_WHAT YOU HAVE TO DO:_
Sift the listing for lines that hold the string "había" and pull them out.

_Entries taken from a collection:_
++++

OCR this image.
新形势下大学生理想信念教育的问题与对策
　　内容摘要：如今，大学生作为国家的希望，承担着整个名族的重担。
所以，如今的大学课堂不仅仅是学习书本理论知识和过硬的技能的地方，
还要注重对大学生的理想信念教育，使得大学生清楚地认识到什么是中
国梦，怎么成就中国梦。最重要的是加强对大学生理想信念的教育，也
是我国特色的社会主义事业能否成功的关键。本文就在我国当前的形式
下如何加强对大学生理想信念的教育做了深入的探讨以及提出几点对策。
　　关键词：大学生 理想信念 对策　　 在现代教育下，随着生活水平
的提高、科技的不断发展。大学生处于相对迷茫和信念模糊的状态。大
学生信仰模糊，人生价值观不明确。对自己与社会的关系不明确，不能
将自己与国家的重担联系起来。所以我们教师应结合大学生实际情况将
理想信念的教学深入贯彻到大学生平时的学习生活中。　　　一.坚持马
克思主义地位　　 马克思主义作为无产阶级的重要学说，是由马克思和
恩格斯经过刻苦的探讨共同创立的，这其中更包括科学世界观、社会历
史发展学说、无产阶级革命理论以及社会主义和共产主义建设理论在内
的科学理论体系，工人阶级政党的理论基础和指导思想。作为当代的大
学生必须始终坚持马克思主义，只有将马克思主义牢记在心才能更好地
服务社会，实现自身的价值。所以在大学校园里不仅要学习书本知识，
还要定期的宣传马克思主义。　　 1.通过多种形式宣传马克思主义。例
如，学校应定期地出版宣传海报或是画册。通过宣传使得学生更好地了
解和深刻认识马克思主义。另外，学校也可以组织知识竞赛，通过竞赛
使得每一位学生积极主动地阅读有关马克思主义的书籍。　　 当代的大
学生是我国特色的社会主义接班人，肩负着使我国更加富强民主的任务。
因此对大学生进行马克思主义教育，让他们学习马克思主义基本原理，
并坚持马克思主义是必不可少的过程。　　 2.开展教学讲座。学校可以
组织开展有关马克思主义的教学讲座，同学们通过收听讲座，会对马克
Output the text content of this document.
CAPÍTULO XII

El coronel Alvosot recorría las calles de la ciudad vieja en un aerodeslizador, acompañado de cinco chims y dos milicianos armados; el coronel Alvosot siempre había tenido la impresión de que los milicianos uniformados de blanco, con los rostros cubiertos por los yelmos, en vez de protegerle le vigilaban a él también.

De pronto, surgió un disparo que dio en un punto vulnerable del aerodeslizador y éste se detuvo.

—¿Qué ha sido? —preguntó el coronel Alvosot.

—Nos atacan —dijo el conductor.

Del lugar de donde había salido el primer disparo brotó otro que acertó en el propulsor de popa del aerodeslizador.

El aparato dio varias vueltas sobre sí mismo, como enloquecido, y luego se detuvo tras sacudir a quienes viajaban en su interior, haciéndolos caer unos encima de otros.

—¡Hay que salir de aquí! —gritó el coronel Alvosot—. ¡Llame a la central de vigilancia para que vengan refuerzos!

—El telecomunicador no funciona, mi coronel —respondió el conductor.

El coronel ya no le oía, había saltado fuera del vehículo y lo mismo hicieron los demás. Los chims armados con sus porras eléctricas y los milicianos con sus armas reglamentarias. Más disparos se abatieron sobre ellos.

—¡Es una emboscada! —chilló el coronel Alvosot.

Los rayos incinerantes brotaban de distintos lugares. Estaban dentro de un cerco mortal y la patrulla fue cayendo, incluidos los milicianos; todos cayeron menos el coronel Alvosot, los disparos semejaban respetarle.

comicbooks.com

++++

_EXERCISE RESULT:_
El coronel Alvosot recorría las calles de la ciudad vieja en un aerodeslizador, acompañado de cinco chims y dos milicianos armados; el coronel Alvosot siempre había tenido la impresión de que los milicianos uniformados de blanco, con los rostros cubiertos por los yelmos, en vez de protegerle le vigilaban a él también.
Del lugar de donde había salido el primer disparo brotó otro que acertó en el propulsor de popa del aerodeslizador.
El coronel ya no le oía, había saltado fuera del vehículo y lo mismo hicieron los demás. Los chims armados con sus porras eléctricas y los milicianos con sus armas reglamentarias. Más disparos se abatieron sobre ellos.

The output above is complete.